YOUR INSTRUCTIONS
Each entry must appear again exactly as it does in the source.

-*-*-

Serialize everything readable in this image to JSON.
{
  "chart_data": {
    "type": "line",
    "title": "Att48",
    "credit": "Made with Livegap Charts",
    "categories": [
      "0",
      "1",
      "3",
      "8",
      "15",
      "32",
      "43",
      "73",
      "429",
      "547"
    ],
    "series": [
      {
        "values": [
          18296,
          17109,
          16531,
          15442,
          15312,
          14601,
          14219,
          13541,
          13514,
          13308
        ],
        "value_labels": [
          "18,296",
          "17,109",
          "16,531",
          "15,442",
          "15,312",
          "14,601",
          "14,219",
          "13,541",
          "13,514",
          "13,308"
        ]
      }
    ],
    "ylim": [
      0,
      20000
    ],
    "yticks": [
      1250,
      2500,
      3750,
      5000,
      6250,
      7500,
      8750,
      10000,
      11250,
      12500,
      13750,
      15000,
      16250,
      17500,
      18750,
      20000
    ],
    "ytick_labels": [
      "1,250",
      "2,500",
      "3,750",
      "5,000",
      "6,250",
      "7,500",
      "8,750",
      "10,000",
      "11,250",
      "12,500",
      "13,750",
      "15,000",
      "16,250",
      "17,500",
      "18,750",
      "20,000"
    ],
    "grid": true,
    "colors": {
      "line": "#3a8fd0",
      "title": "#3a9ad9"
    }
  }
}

-*-*-

REPLY
Serialize everything readable in this image to JSON.
{
  "chart_data": {
    "type": "line",
    "title": "Att48",
    "credit": "Made with Livegap Charts",
    "categories": [
      "0",
      "1",
      "3",
      "8",
      "15",
      "32",
      "43",
      "73",
      "429",
      "547"
    ],
    "series": [
      {
        "values": [
          18296,
          17109,
          16531,
          15442,
          15312,
          14601,
          14219,
          13541,
          13514,
          13308
        ],
        "value_labels": [
          "18,296",
          "17,109",
          "16,531",
          "15,442",
          "15,312",
          "14,601",
          "14,219",
          "13,541",
          "13,514",
          "13,308"
        ]
      }
    ],
    "ylim": [
      0,
      20000
    ],
    "yticks": [
      1250,
      2500,
      3750,
      5000,
      6250,
      7500,
      8750,
      10000,
      11250,
      12500,
      13750,
      15000,
      16250,
      17500,
      18750,
      20000
    ],
    "ytick_labels": [
      "1,250",
      "2,500",
      "3,750",
      "5,000",
      "6,250",
      "7,500",
      "8,750",
      "10,000",
      "11,250",
      "12,500",
      "13,750",
      "15,000",
      "16,250",
      "17,500",
      "18,750",
      "20,000"
    ],
    "grid": true,
    "colors": {
      "line": "#3a8fd0",
      "title": "#3a9ad9"
    }
  }
}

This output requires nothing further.